§ What the exercise asks
Copy the lines of the items below without any change, beginning at the line that contains "annotation: GWT N+E" and ending after the line that contains "x-axis-label: Frühling 1962".
——————
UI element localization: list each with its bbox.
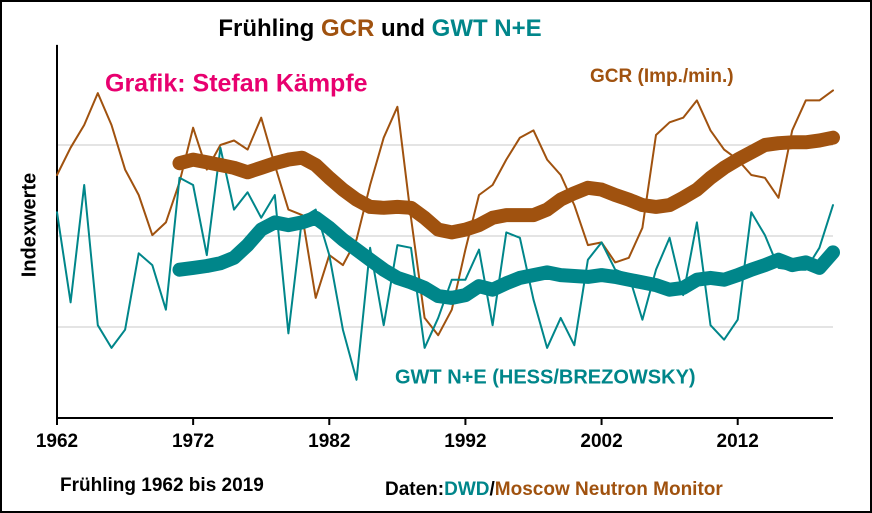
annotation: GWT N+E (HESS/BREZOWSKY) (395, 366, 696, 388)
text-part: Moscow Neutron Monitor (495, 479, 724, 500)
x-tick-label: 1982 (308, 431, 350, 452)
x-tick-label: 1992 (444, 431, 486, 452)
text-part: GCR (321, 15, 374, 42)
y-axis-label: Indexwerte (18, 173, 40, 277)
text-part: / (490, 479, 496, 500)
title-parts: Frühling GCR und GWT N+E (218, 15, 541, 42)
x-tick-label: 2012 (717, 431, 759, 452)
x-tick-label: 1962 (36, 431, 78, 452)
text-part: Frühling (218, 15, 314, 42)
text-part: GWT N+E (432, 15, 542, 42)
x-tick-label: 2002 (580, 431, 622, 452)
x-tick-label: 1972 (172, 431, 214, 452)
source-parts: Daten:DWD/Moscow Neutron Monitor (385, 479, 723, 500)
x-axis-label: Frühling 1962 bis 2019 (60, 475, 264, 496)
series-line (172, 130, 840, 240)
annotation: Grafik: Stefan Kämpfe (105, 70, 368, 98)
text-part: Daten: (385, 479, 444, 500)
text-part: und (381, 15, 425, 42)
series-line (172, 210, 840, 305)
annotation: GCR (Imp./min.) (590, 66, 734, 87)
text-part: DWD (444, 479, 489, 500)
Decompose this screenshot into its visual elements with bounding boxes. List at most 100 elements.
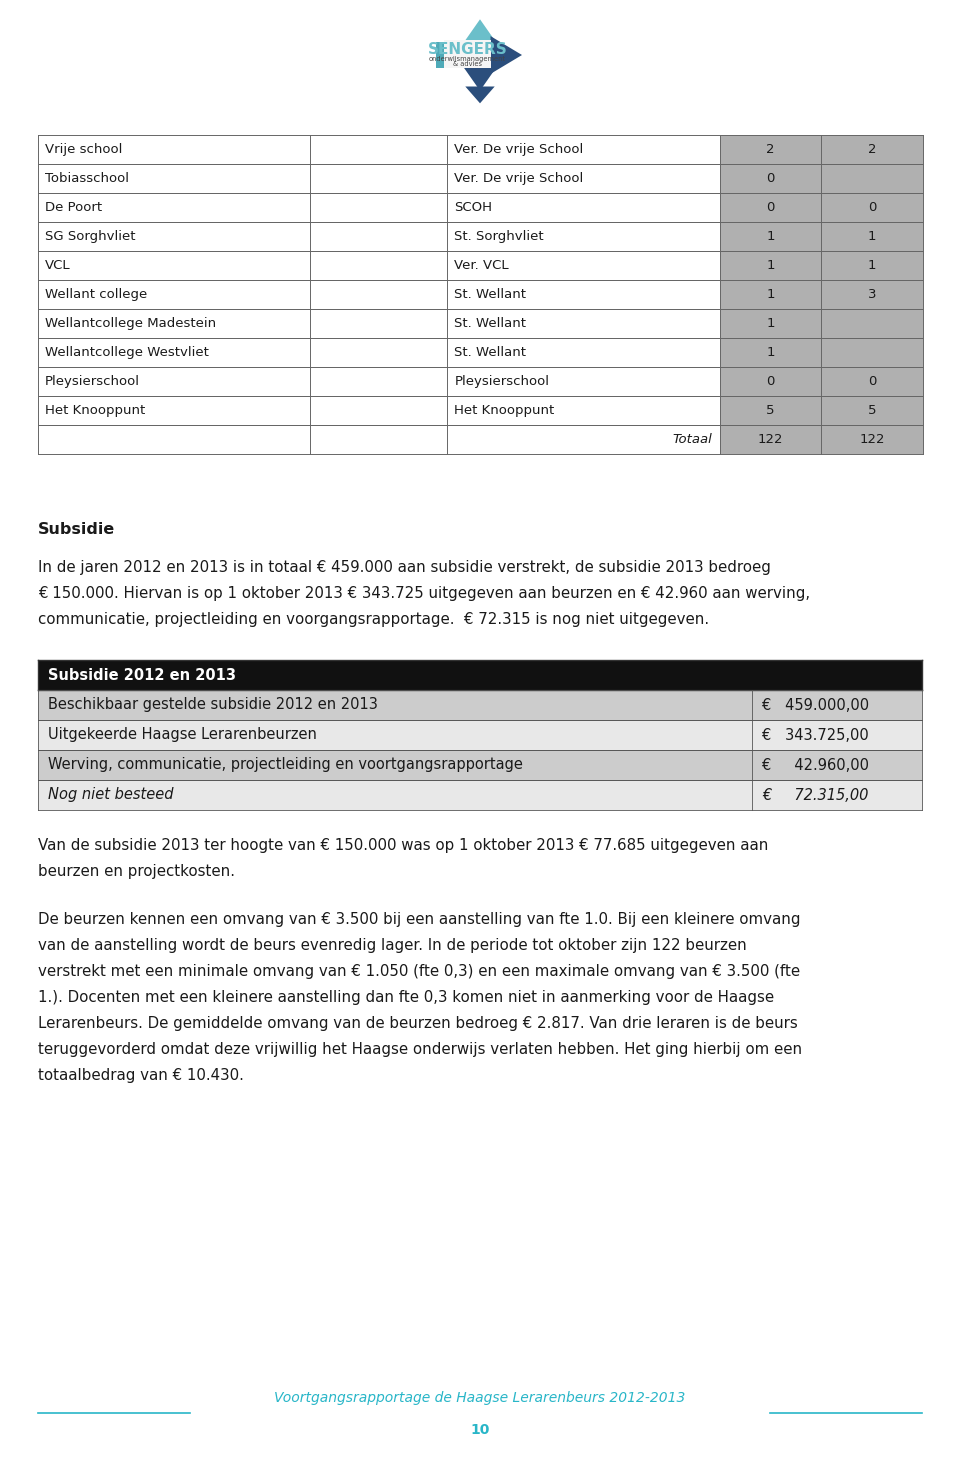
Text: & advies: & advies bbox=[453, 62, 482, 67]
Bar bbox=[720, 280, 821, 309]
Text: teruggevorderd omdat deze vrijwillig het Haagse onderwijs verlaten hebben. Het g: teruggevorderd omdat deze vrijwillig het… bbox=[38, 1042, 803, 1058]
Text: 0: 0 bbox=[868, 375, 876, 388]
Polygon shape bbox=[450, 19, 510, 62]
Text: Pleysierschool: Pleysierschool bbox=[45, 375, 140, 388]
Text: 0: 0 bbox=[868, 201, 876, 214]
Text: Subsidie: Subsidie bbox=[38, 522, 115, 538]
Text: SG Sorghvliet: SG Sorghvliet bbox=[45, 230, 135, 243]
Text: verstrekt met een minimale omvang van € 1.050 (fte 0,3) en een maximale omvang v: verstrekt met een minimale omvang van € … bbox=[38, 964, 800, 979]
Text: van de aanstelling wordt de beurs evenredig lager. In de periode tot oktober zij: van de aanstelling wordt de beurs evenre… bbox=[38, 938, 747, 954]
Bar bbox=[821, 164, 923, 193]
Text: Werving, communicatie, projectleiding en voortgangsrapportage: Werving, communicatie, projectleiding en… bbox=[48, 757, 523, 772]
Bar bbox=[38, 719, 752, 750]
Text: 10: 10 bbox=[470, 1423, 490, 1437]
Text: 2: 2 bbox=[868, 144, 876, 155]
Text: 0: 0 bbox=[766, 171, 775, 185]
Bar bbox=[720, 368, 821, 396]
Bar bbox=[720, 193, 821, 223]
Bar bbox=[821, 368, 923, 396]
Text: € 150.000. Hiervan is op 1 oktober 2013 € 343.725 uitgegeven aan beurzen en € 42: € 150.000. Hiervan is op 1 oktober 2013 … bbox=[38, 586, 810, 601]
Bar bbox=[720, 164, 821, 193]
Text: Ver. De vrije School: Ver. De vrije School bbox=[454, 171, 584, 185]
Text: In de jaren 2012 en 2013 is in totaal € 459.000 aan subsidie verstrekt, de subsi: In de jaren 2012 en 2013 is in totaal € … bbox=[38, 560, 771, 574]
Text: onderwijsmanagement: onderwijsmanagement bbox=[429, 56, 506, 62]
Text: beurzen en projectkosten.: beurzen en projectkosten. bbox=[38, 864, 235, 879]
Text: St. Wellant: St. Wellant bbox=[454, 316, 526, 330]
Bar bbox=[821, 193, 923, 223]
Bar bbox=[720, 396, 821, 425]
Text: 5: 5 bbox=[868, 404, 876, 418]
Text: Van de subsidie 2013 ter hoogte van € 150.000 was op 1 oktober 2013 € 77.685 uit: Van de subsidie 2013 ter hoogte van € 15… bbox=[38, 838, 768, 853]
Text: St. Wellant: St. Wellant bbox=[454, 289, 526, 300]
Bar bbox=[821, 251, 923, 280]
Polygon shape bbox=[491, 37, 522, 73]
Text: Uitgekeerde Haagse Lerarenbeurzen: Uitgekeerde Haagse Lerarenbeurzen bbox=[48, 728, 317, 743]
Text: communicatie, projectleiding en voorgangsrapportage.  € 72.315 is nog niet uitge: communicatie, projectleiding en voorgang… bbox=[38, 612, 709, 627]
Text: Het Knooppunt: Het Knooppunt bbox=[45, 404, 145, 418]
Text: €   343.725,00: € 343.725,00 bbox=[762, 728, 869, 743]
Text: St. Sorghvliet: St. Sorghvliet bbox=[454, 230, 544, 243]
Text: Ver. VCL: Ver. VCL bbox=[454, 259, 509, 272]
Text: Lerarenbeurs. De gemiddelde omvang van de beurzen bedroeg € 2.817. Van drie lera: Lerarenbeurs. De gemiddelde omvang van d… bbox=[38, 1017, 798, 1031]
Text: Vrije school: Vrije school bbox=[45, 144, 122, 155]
——————
§ Task result
annotation: GWT N+E (HESS/BREZOWSKY) (395, 366, 696, 388)
text-part: Moscow Neutron Monitor (495, 479, 724, 500)
x-tick-label: 1982 (308, 431, 350, 452)
x-tick-label: 1992 (444, 431, 486, 452)
text-part: GCR (321, 15, 374, 42)
y-axis-label: Indexwerte (18, 173, 40, 277)
text-part: / (490, 479, 496, 500)
title-parts: Frühling GCR und GWT N+E (218, 15, 541, 42)
x-tick-label: 2012 (717, 431, 759, 452)
x-tick-label: 1962 (36, 431, 78, 452)
text-part: Frühling (218, 15, 314, 42)
text-part: GWT N+E (432, 15, 542, 42)
x-tick-label: 2002 (580, 431, 622, 452)
x-tick-label: 1972 (172, 431, 214, 452)
source-parts: Daten:DWD/Moscow Neutron Monitor (385, 479, 723, 500)
x-axis-label: Frühling 1962 bis 2019 (60, 475, 264, 496)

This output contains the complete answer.